### Instructions:
**1)** In the article on the browser wars, shorten the paragraph that begins "Instead of trying to trump one another" and keep its main facts.
**2)** Does the article on the browser wars support each statement below? Answer yes or no for each, quoting the text's deciding words.
(a) The panel met at the O'Reilly Web 2.0 Expo.
(b) Charles McCathieNevile works for Mozilla.
(c) The panel agreed that the browser wars are still going on.
**3)** According to the article on the browser wars, which products do the panel representatives help develop?

Browser wars over, say Microsoft, Mozilla, Opera and Google

Vendors now see browsers as a development platform, despite challenges

SAN FRANCISCO -- The browser wars are over, and now Microsoft Corp., Mozilla Corp. and other vendors plan to focus on positioning the browser as a development platform. That was the consensus yesterday of a panel of representatives here at the O'Reilly Web 2.0 Expo who help develop Internet Explorer, Firefox, Opera and the Google Reader.

Instead of trying to trump one another by adding features in point releases, the companies that developed these browsers are instead intent on advancing their use as platforms for a new generation of rich Internet applications and for tackling the hurdles that will come along with that shift in strategy, the panel said.

"We're moving from putting up [on the Web], 'Here are me, my mom and my cat' to 'Here is a rich application,'" said Charles McCathieNevile, chief standards officer at Opera Software ASA. "As the Web itself grew, you had these little communities building these cool things. The explosion was enough that these little communities were running into each other. As the Web has become a really big platform to build on were seeing a lot of sharing that wasn't happening before."

### Source data:
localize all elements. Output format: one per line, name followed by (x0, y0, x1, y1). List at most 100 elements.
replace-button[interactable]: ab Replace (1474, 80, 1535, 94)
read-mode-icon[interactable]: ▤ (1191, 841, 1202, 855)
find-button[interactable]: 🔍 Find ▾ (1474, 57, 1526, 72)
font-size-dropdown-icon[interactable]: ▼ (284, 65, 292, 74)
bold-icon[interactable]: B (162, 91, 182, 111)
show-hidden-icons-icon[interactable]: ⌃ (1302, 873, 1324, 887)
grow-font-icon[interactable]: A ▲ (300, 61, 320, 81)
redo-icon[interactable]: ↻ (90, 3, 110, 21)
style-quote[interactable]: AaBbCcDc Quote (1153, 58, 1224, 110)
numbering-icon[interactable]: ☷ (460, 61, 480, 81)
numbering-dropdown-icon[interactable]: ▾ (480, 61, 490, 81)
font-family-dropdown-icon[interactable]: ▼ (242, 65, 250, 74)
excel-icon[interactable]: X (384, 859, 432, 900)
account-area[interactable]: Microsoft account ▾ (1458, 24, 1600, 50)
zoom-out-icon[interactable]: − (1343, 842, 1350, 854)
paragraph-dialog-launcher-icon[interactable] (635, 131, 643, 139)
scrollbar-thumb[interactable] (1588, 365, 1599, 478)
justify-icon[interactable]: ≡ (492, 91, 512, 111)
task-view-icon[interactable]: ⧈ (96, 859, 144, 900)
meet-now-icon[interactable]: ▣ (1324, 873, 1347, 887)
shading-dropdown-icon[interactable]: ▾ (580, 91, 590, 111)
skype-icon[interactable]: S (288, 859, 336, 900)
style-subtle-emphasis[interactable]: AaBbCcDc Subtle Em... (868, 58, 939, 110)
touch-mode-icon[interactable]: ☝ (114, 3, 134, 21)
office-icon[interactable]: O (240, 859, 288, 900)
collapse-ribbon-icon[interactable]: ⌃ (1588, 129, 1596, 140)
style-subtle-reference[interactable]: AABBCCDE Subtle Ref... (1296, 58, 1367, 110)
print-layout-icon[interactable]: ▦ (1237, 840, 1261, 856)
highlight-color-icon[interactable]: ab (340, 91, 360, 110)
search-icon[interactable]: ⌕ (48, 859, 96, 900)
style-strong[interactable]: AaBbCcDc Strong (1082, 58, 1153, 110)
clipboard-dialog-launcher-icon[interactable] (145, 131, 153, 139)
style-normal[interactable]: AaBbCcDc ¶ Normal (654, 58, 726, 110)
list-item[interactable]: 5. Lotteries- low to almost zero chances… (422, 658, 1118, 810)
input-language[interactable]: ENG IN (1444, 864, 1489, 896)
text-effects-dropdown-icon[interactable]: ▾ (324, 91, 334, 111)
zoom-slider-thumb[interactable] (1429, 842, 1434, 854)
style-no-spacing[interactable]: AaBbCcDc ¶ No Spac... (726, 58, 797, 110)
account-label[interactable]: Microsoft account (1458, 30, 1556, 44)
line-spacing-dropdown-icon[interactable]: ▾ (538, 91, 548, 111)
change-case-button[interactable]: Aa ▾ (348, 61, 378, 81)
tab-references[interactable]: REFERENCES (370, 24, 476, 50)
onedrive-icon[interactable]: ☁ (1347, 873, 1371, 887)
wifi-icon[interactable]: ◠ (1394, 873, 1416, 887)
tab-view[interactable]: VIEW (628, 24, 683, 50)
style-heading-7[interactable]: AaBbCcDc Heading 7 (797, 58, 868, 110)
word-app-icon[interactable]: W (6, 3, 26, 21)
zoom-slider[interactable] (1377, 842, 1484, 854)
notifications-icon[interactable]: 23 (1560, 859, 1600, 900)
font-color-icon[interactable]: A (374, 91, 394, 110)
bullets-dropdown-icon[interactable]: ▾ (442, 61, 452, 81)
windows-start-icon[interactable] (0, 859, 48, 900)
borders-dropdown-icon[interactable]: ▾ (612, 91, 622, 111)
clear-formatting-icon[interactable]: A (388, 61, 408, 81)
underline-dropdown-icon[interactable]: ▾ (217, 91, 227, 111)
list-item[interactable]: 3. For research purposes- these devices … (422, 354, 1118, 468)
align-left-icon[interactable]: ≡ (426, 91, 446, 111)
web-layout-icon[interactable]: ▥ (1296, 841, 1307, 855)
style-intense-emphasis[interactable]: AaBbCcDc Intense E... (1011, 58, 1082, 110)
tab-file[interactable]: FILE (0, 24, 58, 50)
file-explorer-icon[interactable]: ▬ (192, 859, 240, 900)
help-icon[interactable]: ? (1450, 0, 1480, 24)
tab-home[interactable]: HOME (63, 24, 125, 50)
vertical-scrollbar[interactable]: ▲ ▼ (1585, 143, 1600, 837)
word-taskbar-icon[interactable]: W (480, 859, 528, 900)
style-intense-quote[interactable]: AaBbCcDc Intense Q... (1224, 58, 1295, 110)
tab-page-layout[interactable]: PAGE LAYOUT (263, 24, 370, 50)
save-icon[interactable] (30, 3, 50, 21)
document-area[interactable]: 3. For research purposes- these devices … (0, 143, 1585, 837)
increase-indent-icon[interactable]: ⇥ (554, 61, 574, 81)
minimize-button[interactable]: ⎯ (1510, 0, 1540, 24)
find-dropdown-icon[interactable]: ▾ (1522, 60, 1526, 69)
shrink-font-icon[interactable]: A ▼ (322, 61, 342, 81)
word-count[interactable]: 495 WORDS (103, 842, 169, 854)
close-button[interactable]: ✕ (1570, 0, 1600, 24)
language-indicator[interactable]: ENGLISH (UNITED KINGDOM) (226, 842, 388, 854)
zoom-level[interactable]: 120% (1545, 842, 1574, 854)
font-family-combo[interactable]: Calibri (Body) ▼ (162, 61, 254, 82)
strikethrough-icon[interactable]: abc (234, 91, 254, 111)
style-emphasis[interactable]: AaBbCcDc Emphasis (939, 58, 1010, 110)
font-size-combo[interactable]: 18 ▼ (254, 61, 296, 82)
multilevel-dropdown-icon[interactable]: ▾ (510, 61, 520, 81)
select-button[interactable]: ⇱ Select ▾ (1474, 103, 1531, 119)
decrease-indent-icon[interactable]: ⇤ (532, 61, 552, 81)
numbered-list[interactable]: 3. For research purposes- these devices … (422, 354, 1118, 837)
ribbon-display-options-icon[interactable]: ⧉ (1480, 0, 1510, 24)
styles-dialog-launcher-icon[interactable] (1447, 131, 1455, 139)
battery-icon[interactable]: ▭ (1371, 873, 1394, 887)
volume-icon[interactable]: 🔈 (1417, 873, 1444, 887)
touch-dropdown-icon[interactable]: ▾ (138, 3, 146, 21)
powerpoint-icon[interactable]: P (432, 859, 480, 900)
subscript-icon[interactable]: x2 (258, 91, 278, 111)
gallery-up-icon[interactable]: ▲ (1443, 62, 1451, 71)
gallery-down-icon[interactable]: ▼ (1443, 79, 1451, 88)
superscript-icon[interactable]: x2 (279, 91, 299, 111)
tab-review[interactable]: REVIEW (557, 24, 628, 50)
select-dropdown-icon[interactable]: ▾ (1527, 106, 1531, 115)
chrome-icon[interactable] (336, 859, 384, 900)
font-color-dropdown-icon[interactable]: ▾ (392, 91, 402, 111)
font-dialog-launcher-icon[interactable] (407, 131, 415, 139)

### Task-by-task solutions:
**1)** Rather than competing by adding features in point releases, the browser makers now aim to promote browsers as platforms for a new generation of rich Internet applications and to tackle the hurdles that come with this change in strategy, the panel said.

**2)**
(a) Yes: "a panel of representatives here at the O'Reilly Web 2.0 Expo"
(b) No: "chief standards officer at Opera Software ASA"
(c) No: "The browser wars are over"

**3)** Internet Explorer, Firefox, Opera and the Google Reader.